WHAT TO DO:
Pull out every line of the entries below and copy each one without any change.

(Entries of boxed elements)
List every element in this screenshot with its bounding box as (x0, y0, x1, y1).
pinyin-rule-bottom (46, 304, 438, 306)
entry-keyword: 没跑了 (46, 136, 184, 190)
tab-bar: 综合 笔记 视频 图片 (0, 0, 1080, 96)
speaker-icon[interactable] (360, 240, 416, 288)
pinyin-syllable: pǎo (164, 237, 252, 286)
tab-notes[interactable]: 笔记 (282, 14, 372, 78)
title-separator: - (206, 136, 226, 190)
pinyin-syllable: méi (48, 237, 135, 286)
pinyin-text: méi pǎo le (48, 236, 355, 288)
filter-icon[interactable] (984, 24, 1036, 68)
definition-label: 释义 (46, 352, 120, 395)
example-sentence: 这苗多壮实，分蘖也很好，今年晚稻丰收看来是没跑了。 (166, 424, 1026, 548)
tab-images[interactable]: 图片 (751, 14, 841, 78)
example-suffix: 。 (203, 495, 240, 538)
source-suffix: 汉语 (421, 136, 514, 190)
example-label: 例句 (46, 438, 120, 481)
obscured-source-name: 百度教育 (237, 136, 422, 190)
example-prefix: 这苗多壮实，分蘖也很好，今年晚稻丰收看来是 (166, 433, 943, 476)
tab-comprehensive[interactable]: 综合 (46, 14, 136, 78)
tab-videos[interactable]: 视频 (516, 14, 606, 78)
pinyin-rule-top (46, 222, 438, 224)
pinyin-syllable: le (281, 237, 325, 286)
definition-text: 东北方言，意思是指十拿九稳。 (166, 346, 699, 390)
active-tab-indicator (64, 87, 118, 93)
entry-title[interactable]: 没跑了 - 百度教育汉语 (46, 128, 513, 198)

RESULT OF THE TASK:
List every element in this screenshot with its bounding box as (x0, y0, x1, y1).
pinyin-rule-bottom (46, 304, 438, 306)
entry-keyword: 没跑了 (46, 136, 184, 190)
tab-bar: 综合 笔记 视频 图片 (0, 0, 1080, 96)
speaker-icon[interactable] (360, 240, 416, 288)
pinyin-syllable: pǎo (164, 237, 252, 286)
tab-notes[interactable]: 笔记 (282, 14, 372, 78)
title-separator: - (206, 136, 226, 190)
pinyin-syllable: méi (48, 237, 135, 286)
pinyin-text: méi pǎo le (48, 236, 355, 288)
filter-icon[interactable] (984, 24, 1036, 68)
definition-label: 释义 (46, 352, 120, 395)
example-sentence: 这苗多壮实，分蘖也很好，今年晚稻丰收看来是没跑了。 (166, 424, 1026, 548)
tab-images[interactable]: 图片 (751, 14, 841, 78)
example-suffix: 。 (203, 495, 240, 538)
source-suffix: 汉语 (421, 136, 514, 190)
example-label: 例句 (46, 438, 120, 481)
obscured-source-name: 百度教育 (237, 136, 422, 190)
example-prefix: 这苗多壮实，分蘖也很好，今年晚稻丰收看来是 (166, 433, 943, 476)
tab-comprehensive[interactable]: 综合 (46, 14, 136, 78)
tab-videos[interactable]: 视频 (516, 14, 606, 78)
pinyin-rule-top (46, 222, 438, 224)
pinyin-syllable: le (281, 237, 325, 286)
definition-text: 东北方言，意思是指十拿九稳。 (166, 346, 699, 390)
active-tab-indicator (64, 87, 118, 93)
entry-title[interactable]: 没跑了 - 百度教育汉语 (46, 128, 513, 198)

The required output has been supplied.